JOB: Look through the data below and return each line where "true" appears.

>> start RAW DATA

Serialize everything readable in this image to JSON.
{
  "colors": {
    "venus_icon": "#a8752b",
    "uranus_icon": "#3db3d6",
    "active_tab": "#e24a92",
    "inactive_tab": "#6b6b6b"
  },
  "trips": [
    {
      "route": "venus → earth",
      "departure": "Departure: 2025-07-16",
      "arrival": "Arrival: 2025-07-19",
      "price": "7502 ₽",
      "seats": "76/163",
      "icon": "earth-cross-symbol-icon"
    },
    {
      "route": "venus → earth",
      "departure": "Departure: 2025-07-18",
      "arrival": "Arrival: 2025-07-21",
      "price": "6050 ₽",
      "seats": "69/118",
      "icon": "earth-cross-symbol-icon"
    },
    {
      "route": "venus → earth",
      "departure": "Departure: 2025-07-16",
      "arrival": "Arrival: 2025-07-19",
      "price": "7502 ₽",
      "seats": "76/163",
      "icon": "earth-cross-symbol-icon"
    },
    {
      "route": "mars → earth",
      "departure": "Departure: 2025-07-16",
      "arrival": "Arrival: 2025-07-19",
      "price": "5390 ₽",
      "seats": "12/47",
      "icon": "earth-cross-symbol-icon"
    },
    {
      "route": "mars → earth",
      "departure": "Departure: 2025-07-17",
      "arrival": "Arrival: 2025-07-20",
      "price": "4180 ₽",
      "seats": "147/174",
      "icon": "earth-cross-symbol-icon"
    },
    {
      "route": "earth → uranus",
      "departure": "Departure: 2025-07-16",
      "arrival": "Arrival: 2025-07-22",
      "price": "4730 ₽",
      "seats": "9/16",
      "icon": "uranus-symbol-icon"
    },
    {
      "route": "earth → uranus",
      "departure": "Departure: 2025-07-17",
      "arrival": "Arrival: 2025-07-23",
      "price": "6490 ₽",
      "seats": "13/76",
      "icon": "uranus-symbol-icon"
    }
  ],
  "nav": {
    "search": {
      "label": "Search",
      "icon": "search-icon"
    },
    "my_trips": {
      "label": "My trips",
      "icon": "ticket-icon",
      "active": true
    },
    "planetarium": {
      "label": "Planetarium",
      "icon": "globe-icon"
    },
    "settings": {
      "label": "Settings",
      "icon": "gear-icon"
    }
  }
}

>> end RAW DATA
>> start RAW DATA

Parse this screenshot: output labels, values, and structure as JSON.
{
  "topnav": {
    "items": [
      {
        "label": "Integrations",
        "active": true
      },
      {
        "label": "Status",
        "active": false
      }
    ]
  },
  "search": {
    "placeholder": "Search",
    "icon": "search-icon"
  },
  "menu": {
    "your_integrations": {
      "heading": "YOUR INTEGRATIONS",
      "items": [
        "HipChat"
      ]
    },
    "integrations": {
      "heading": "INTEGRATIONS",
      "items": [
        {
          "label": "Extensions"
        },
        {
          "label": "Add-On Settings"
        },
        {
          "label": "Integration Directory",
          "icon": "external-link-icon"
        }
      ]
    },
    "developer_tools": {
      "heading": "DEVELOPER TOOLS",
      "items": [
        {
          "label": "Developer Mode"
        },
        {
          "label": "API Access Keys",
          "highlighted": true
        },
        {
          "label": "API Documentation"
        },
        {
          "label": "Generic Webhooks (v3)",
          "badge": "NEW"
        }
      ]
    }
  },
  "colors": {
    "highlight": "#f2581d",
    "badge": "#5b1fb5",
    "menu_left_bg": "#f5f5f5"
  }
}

>> end RAW DATA
>> start RAW DATA

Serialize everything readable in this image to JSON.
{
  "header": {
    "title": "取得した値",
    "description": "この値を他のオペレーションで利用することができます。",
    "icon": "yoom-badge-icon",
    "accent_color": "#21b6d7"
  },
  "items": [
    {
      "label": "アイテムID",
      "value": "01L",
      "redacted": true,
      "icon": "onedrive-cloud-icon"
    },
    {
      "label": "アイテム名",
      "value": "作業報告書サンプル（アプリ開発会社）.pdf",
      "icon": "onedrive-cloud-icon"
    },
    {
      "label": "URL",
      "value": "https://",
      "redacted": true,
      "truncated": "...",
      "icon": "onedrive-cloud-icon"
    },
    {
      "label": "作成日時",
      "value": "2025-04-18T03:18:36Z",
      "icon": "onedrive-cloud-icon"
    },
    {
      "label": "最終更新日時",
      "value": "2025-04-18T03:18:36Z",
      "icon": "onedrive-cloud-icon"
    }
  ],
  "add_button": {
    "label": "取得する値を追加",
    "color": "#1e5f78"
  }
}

>> end RAW DATA

RESULT FOR THIS EXERCISE:
      "active": true
        "active": true
          "highlighted": true
      "redacted": true,
      "redacted": true,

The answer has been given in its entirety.